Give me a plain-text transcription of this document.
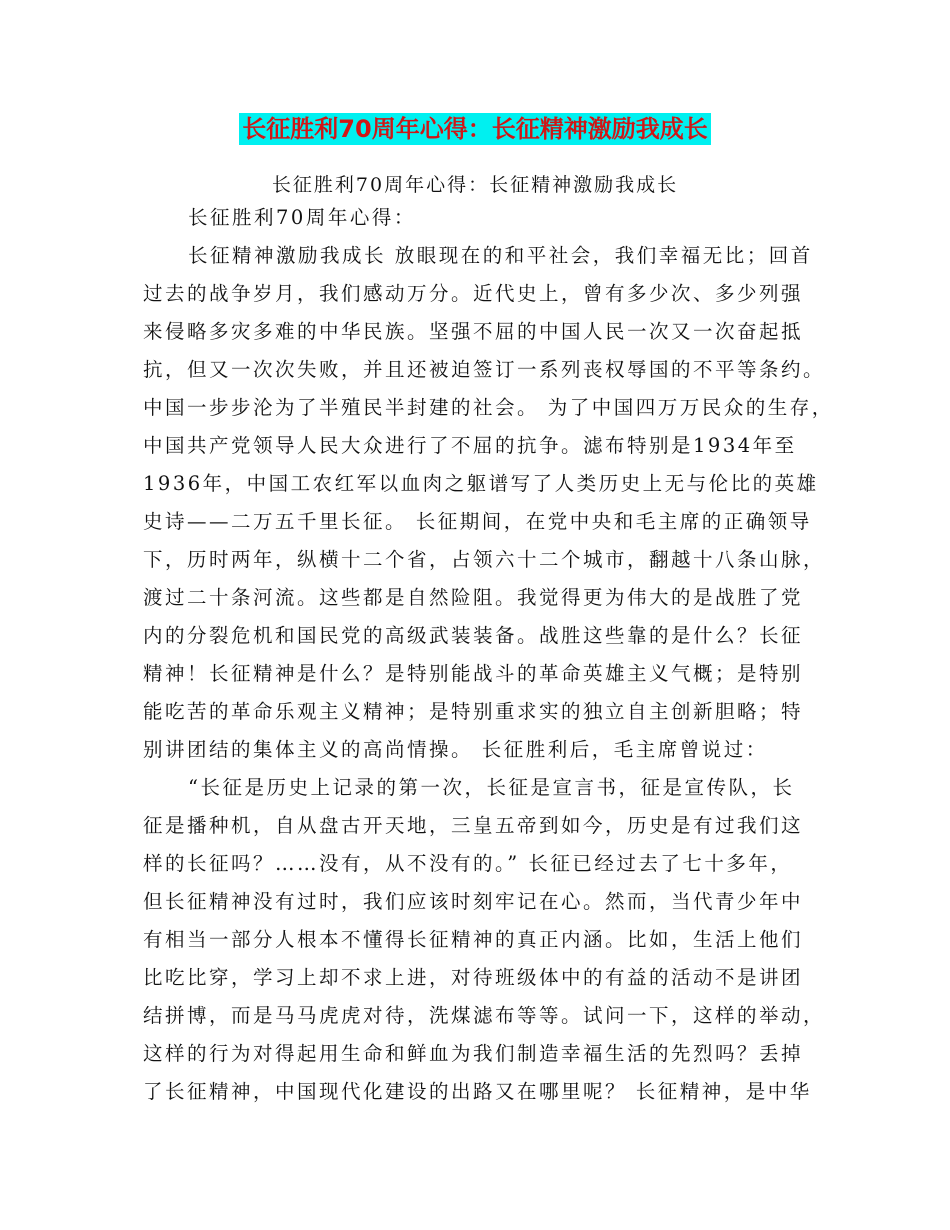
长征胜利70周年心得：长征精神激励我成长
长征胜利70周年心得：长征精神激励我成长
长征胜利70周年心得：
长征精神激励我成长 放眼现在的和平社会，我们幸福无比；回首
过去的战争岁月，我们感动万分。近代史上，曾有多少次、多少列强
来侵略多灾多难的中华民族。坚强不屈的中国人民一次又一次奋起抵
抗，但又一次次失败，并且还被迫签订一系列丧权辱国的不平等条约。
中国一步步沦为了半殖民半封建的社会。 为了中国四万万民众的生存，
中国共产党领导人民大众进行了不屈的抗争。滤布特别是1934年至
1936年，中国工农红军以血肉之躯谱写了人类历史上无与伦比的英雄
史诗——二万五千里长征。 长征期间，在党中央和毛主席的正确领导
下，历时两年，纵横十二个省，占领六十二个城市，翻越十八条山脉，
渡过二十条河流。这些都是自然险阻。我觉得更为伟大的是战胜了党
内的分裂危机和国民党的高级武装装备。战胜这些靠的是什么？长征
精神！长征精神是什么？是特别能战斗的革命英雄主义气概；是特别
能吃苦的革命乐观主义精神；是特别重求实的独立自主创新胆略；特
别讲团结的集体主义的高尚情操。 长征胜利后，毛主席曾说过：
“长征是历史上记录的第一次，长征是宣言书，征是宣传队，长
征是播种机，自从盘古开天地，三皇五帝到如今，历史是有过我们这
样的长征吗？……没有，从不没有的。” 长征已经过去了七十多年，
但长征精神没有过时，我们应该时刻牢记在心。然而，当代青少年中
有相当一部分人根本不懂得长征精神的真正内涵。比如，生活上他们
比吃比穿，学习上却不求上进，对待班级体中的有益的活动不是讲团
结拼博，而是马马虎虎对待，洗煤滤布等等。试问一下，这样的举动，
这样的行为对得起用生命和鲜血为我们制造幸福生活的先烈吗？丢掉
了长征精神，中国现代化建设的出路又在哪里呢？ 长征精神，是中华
________________
--- TO BE DONE ---
Transcribe every record above exactly, leaving out the pictures.

--- EXERCISE RESPONSE ---
Give me a plain-text transcription of this document.
长征胜利70周年心得：长征精神激励我成长
长征胜利70周年心得：长征精神激励我成长
长征胜利70周年心得：
长征精神激励我成长 放眼现在的和平社会，我们幸福无比；回首
过去的战争岁月，我们感动万分。近代史上，曾有多少次、多少列强
来侵略多灾多难的中华民族。坚强不屈的中国人民一次又一次奋起抵
抗，但又一次次失败，并且还被迫签订一系列丧权辱国的不平等条约。
中国一步步沦为了半殖民半封建的社会。 为了中国四万万民众的生存，
中国共产党领导人民大众进行了不屈的抗争。滤布特别是1934年至
1936年，中国工农红军以血肉之躯谱写了人类历史上无与伦比的英雄
史诗——二万五千里长征。 长征期间，在党中央和毛主席的正确领导
下，历时两年，纵横十二个省，占领六十二个城市，翻越十八条山脉，
渡过二十条河流。这些都是自然险阻。我觉得更为伟大的是战胜了党
内的分裂危机和国民党的高级武装装备。战胜这些靠的是什么？长征
精神！长征精神是什么？是特别能战斗的革命英雄主义气概；是特别
能吃苦的革命乐观主义精神；是特别重求实的独立自主创新胆略；特
别讲团结的集体主义的高尚情操。 长征胜利后，毛主席曾说过：
“长征是历史上记录的第一次，长征是宣言书，征是宣传队，长
征是播种机，自从盘古开天地，三皇五帝到如今，历史是有过我们这
样的长征吗？……没有，从不没有的。” 长征已经过去了七十多年，
但长征精神没有过时，我们应该时刻牢记在心。然而，当代青少年中
有相当一部分人根本不懂得长征精神的真正内涵。比如，生活上他们
比吃比穿，学习上却不求上进，对待班级体中的有益的活动不是讲团
结拼博，而是马马虎虎对待，洗煤滤布等等。试问一下，这样的举动，
这样的行为对得起用生命和鲜血为我们制造幸福生活的先烈吗？丢掉
了长征精神，中国现代化建设的出路又在哪里呢？ 长征精神，是中华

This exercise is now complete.